⟨
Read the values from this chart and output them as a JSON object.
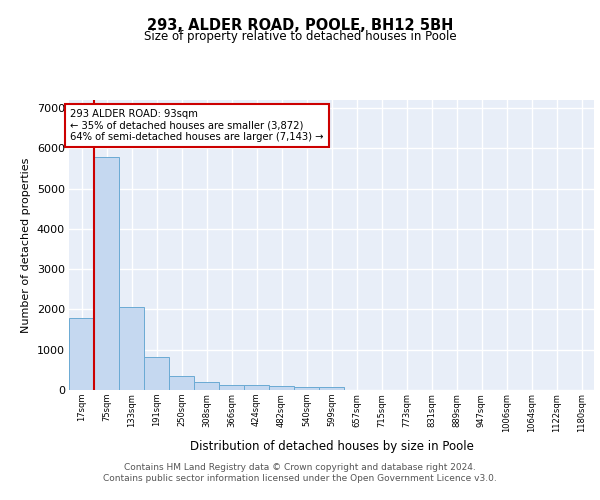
{
  "title": "293, ALDER ROAD, POOLE, BH12 5BH",
  "subtitle": "Size of property relative to detached houses in Poole",
  "xlabel": "Distribution of detached houses by size in Poole",
  "ylabel": "Number of detached properties",
  "bar_values": [
    1780,
    5780,
    2060,
    820,
    340,
    200,
    130,
    120,
    110,
    80,
    75,
    0,
    0,
    0,
    0,
    0,
    0,
    0,
    0,
    0,
    0
  ],
  "bin_labels": [
    "17sqm",
    "75sqm",
    "133sqm",
    "191sqm",
    "250sqm",
    "308sqm",
    "366sqm",
    "424sqm",
    "482sqm",
    "540sqm",
    "599sqm",
    "657sqm",
    "715sqm",
    "773sqm",
    "831sqm",
    "889sqm",
    "947sqm",
    "1006sqm",
    "1064sqm",
    "1122sqm",
    "1180sqm"
  ],
  "bar_color": "#c5d8f0",
  "bar_edge_color": "#6aaad4",
  "highlight_color": "#cc0000",
  "red_line_x": 1.5,
  "annotation_title": "293 ALDER ROAD: 93sqm",
  "annotation_line1": "← 35% of detached houses are smaller (3,872)",
  "annotation_line2": "64% of semi-detached houses are larger (7,143) →",
  "ylim": [
    0,
    7200
  ],
  "yticks": [
    0,
    1000,
    2000,
    3000,
    4000,
    5000,
    6000,
    7000
  ],
  "footer1": "Contains HM Land Registry data © Crown copyright and database right 2024.",
  "footer2": "Contains public sector information licensed under the Open Government Licence v3.0.",
  "bg_color": "#e8eef8",
  "grid_color": "#ffffff",
  "fig_bg_color": "#ffffff"
}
⟩
YOUR OBJECTIVE →
Provide only the count of lines in the material above that hold the word "ALDER".

EXERCISE OUTPUT →
2